Task goal:
Locate each line in the records containing "Temperature". Copy it.

┌──

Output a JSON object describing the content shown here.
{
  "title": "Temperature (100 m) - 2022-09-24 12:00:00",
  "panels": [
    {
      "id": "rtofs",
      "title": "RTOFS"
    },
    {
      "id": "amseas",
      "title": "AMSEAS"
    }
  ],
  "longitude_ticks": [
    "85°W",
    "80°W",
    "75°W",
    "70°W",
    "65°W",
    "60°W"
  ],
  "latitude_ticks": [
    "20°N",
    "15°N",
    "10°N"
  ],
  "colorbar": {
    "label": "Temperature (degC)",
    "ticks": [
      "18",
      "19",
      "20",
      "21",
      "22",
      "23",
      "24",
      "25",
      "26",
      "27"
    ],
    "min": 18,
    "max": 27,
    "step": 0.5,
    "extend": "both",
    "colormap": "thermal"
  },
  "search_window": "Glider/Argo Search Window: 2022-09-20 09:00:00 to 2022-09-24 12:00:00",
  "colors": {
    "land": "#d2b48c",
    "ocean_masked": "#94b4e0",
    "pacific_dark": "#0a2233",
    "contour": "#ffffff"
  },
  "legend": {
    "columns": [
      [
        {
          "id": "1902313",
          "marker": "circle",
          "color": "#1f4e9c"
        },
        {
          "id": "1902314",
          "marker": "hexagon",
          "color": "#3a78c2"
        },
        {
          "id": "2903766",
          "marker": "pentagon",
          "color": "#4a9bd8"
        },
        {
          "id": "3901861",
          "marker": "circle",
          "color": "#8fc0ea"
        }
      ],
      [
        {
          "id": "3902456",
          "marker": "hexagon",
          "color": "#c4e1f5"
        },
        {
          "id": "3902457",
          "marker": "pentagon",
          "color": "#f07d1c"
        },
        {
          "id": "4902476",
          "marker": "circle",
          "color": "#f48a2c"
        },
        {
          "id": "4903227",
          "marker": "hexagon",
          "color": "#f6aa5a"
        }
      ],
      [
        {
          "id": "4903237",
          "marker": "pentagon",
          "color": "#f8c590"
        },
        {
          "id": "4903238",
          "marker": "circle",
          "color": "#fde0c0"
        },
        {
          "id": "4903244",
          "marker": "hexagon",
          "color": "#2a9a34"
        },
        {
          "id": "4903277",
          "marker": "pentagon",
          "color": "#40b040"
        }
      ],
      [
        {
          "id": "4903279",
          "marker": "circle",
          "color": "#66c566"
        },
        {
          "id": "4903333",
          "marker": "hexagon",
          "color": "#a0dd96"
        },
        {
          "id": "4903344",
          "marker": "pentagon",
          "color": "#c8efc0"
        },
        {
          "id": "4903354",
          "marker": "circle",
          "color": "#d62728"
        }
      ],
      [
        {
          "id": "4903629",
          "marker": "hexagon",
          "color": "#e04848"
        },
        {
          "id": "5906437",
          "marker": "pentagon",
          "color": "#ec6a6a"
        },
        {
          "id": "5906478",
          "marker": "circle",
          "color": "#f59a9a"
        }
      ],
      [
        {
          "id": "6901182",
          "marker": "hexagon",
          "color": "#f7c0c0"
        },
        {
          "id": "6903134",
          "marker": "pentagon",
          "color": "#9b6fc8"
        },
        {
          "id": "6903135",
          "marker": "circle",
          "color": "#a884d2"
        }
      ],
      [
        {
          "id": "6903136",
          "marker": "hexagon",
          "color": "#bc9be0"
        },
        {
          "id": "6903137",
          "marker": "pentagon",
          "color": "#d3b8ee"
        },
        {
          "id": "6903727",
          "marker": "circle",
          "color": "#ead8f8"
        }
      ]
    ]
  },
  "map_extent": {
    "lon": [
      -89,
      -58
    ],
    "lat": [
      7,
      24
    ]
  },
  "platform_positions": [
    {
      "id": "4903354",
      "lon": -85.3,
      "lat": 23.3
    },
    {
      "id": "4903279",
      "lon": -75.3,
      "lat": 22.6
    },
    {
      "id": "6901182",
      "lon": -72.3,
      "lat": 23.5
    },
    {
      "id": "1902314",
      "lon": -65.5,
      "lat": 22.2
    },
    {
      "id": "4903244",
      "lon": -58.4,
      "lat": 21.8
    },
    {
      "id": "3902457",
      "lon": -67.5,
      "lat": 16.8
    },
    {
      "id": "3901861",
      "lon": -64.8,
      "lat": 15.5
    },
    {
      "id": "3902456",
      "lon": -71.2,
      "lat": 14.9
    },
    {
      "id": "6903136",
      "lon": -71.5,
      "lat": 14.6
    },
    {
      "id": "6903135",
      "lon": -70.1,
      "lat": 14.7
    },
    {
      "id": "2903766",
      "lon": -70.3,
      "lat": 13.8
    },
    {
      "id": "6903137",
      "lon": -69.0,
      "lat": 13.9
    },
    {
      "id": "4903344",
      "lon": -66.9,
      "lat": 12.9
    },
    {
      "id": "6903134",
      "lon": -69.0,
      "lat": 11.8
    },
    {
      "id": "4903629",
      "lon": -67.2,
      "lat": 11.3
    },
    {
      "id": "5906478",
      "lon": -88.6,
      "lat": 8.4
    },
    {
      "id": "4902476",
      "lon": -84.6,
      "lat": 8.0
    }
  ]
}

└──

Task solution:
  "title": "Temperature (100 m) - 2022-09-24 12:00:00",
    "label": "Temperature (degC)",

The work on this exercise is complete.